> **CHALLENGE**
Select, from the data, each line where "mengerjakan" occurs.

○ ○ ○ ○ ○

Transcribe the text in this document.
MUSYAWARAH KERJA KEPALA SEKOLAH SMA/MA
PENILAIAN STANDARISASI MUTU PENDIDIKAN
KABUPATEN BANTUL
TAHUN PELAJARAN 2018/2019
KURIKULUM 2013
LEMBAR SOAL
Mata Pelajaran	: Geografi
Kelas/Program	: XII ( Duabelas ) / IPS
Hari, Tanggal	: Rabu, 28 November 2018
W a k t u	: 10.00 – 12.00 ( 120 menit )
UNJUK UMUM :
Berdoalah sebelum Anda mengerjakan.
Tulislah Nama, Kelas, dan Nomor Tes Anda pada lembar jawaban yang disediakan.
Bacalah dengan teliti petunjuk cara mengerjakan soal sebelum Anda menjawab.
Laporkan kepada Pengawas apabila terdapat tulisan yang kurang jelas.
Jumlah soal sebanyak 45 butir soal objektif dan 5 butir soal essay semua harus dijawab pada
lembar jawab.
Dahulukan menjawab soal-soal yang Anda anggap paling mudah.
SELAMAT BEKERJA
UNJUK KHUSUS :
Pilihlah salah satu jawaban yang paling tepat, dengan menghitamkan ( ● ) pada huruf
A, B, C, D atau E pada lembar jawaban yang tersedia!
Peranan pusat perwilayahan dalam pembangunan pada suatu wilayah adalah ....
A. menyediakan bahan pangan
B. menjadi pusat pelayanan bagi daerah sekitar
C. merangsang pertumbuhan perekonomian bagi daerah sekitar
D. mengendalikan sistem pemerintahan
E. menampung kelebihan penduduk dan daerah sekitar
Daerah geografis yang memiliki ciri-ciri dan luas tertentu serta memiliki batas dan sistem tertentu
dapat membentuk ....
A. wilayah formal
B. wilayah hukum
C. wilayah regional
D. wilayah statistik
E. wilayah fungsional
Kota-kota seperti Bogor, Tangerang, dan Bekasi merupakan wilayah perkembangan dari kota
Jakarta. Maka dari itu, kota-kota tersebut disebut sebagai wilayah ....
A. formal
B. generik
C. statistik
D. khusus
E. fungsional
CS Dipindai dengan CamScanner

○ ○ ○ ○ ○

> **EXERCISE RESPONSE**
Berdoalah sebelum Anda mengerjakan.
Bacalah dengan teliti petunjuk cara mengerjakan soal sebelum Anda menjawab.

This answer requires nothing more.